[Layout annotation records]
************
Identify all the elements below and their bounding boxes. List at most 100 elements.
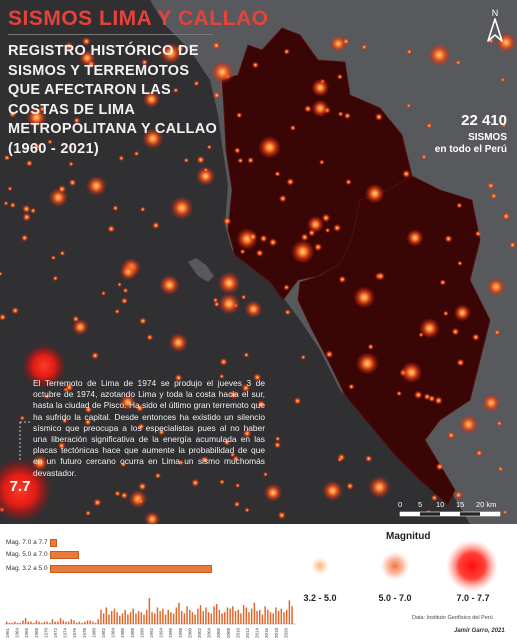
author-credit: Jamir Garro, 2021 (454, 628, 505, 634)
quake-marker (486, 277, 506, 297)
histogram-year-label: 2016 (264, 627, 269, 638)
data-source: Data: Instituto Geofísico del Perú (412, 615, 493, 621)
histogram-bar (22, 620, 24, 624)
quake-marker (217, 271, 241, 295)
quake-marker (274, 436, 281, 442)
histogram-bar (250, 608, 253, 624)
histogram-year-label: 2008 (226, 627, 231, 638)
quake-marker (139, 317, 147, 325)
legend-circle-medium (380, 551, 410, 581)
quake-marker (174, 373, 183, 382)
histogram-bar (151, 612, 153, 624)
mag-bar (50, 565, 212, 573)
quake-marker (175, 44, 185, 53)
quake-marker (212, 91, 221, 99)
histogram-bar (11, 622, 13, 624)
histogram-bar (213, 606, 215, 624)
quake-marker (248, 232, 258, 242)
quake-marker (367, 343, 374, 350)
histogram-bar (224, 612, 226, 624)
quake-marker-1974 (22, 344, 66, 388)
quake-marker (487, 181, 495, 190)
quake-marker (52, 275, 59, 282)
quake-marker (283, 284, 290, 291)
quake-marker (343, 112, 351, 120)
histogram-year-label: 1988 (130, 627, 135, 638)
quake-marker (258, 135, 282, 159)
histogram-year-label: 2014 (255, 627, 260, 638)
quake-marker (57, 441, 66, 450)
quake-marker (233, 147, 241, 154)
quake-marker (196, 155, 205, 165)
mag-bar-label: Mag. 5.0 a 7.0 (6, 551, 48, 558)
quake-marker (84, 405, 93, 414)
quake-marker-magnitude (0, 458, 52, 522)
quake-marker (353, 286, 376, 309)
quake-marker (142, 90, 161, 109)
histogram-bar (127, 614, 129, 624)
quake-marker (222, 216, 232, 226)
histogram-year-label: 1998 (178, 627, 183, 638)
quake-marker (33, 143, 41, 150)
quake-marker (64, 41, 74, 51)
histogram-bar (132, 608, 134, 624)
histogram-bar (234, 611, 237, 624)
quake-marker (325, 350, 334, 359)
quake-marker (203, 167, 209, 173)
map-panel: SISMOS LIMA Y CALLAO REGISTRO HISTÓRICO … (0, 0, 517, 524)
histogram-year-label: 1990 (139, 627, 144, 638)
quake-marker (101, 290, 106, 296)
histogram-bar (75, 622, 78, 624)
histogram-bar (162, 608, 164, 624)
quake-marker (419, 318, 440, 339)
histogram-bar (180, 611, 183, 624)
quake-marker (447, 431, 456, 440)
quake-marker (193, 80, 200, 87)
quake-marker (337, 111, 344, 117)
quake-marker (263, 483, 283, 503)
histogram-bar (264, 606, 266, 624)
quake-marker (456, 358, 465, 367)
quake-marker (364, 454, 373, 463)
quake-marker (396, 390, 402, 397)
histogram-bar (261, 614, 264, 624)
quake-marker (47, 139, 53, 145)
histogram-bar (40, 622, 43, 624)
histogram-bar (259, 609, 261, 624)
quake-marker (406, 103, 412, 109)
quake-marker (138, 482, 147, 491)
histogram-year-label: 1980 (91, 627, 96, 638)
histogram-year-label: 1986 (120, 627, 125, 638)
histogram-bar (154, 613, 156, 624)
scale-tick: 5 (418, 500, 423, 509)
histogram-bar (248, 612, 250, 624)
quake-marker (361, 43, 368, 51)
legend-circle-large (446, 540, 498, 592)
histogram-bar (202, 611, 204, 624)
histogram-year-label: 1970 (43, 627, 48, 638)
quake-marker (333, 223, 342, 232)
quake-marker (233, 500, 241, 508)
quake-marker (201, 455, 209, 464)
quake-marker (455, 59, 462, 66)
histogram-bar (183, 613, 186, 624)
north-arrow-icon: N (485, 7, 505, 45)
histogram-bar (113, 608, 116, 624)
quake-marker (79, 49, 96, 67)
quake-marker (428, 394, 436, 403)
histogram-bar (207, 612, 210, 624)
quake-marker (159, 274, 180, 296)
quake-marker (290, 239, 315, 264)
histogram-bar (172, 613, 175, 624)
histogram-bar (129, 612, 132, 624)
quake-marker (8, 110, 17, 118)
quake-marker (114, 490, 121, 497)
quake-marker (244, 507, 250, 513)
histogram-year-label: 1992 (149, 627, 154, 638)
histogram-bar (54, 621, 56, 624)
quake-marker (406, 48, 413, 55)
histogram-bar (62, 620, 64, 624)
histogram-bar (49, 622, 51, 624)
quake-marker (435, 462, 444, 471)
************
Rewrite the items starting at the line containing "author-credit: Jamir Garro, 2021" and ending at the line containing "quake-marker (487, 181, 495, 190)", switching "histogram-bar" to "histogram-column" and leaving everything else unchanged.

:: Answer to the task ::
author-credit: Jamir Garro, 2021 (454, 628, 505, 634)
quake-marker (486, 277, 506, 297)
histogram-year-label: 2016 (264, 627, 269, 638)
data-source: Data: Instituto Geofísico del Perú (412, 615, 493, 621)
histogram-column (22, 620, 24, 624)
quake-marker (217, 271, 241, 295)
quake-marker (274, 436, 281, 442)
histogram-column (250, 608, 253, 624)
histogram-year-label: 2008 (226, 627, 231, 638)
quake-marker (139, 317, 147, 325)
legend-circle-medium (380, 551, 410, 581)
quake-marker (174, 373, 183, 382)
histogram-column (151, 612, 153, 624)
mag-bar (50, 565, 212, 573)
quake-marker (175, 44, 185, 53)
quake-marker (212, 91, 221, 99)
histogram-column (11, 622, 13, 624)
histogram-column (213, 606, 215, 624)
quake-marker (248, 232, 258, 242)
quake-marker (367, 343, 374, 350)
histogram-column (224, 612, 226, 624)
quake-marker-1974 (22, 344, 66, 388)
quake-marker (487, 181, 495, 190)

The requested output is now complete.